**PROBLEM DETAILS**
Count how many lines mention the word "легочной". Write that number alone.

━━━ TASK DATA

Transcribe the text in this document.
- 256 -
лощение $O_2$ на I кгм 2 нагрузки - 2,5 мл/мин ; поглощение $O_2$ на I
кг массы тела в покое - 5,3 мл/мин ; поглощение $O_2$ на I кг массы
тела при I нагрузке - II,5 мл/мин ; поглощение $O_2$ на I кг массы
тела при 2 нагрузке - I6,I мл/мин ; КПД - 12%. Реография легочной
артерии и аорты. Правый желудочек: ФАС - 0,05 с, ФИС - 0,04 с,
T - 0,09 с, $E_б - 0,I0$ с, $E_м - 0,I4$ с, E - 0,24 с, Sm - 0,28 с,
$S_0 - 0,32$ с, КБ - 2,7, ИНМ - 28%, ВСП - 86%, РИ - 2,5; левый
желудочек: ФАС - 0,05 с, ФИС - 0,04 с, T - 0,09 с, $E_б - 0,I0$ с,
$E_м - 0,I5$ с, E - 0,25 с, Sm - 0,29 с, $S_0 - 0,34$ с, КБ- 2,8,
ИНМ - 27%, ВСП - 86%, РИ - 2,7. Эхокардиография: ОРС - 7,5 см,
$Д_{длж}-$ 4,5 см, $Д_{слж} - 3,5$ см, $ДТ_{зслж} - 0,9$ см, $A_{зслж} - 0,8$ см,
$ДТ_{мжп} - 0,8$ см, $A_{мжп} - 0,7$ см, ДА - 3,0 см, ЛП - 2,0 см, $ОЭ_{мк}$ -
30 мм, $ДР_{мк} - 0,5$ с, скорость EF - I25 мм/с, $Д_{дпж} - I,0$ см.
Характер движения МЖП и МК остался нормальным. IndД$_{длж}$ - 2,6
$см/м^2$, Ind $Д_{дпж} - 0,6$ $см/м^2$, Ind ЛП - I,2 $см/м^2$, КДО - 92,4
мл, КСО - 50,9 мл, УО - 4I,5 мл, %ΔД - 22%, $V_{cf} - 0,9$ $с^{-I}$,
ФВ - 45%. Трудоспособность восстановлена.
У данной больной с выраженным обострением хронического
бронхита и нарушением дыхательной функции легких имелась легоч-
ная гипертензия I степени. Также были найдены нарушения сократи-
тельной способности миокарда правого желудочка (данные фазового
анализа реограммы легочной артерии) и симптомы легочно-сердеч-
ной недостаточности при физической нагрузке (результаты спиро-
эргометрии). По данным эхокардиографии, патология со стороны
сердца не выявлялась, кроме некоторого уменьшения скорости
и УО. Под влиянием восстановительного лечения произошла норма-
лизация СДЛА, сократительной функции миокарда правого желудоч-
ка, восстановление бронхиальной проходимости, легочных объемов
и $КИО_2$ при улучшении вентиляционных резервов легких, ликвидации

━━━━━━

**WRITTEN RESPONSE**
2